> JOB
From the listing below, extract every line in which the word "Rendszám" appears.

** START RECORDS TO PROCESS **

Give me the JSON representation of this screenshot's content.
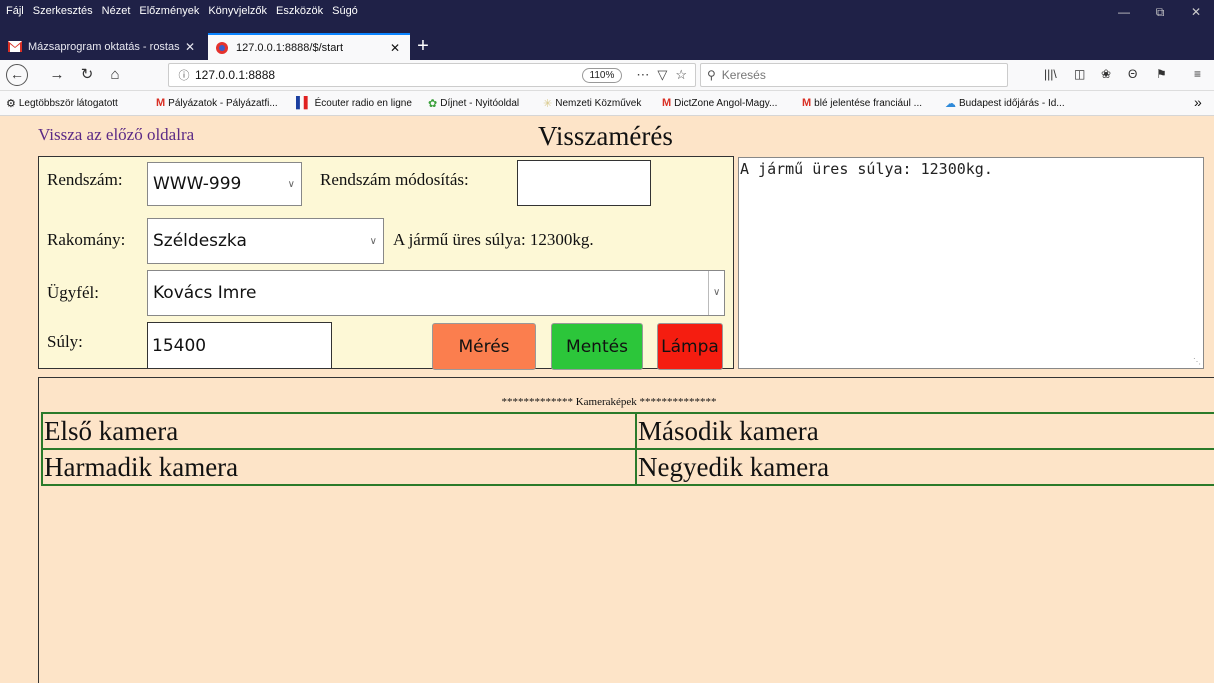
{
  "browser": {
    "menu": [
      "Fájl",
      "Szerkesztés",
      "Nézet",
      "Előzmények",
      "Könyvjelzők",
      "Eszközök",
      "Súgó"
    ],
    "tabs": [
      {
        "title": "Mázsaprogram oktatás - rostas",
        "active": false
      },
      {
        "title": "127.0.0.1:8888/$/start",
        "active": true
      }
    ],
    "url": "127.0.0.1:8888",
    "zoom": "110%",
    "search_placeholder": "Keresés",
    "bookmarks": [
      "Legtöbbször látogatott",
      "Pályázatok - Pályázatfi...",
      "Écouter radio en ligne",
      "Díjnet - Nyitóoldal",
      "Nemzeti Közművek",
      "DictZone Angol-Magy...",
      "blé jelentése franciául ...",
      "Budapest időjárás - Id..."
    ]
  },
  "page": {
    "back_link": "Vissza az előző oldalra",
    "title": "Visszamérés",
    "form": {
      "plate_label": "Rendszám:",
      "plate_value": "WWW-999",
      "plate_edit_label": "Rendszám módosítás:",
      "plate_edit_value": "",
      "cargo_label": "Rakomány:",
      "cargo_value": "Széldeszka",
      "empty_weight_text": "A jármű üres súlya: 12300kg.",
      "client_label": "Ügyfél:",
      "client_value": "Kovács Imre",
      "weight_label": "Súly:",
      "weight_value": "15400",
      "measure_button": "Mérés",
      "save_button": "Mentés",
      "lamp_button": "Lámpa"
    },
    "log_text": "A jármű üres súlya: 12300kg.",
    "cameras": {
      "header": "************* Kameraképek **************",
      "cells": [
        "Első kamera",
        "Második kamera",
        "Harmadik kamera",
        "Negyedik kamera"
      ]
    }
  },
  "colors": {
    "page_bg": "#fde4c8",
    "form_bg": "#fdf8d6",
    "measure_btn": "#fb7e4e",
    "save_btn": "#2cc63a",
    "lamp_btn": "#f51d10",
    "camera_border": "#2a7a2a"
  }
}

** END RECORDS TO PROCESS **

> ANSWER FOR THIS EXERCISE
      "plate_label": "Rendszám:",
      "plate_edit_label": "Rendszám módosítás:",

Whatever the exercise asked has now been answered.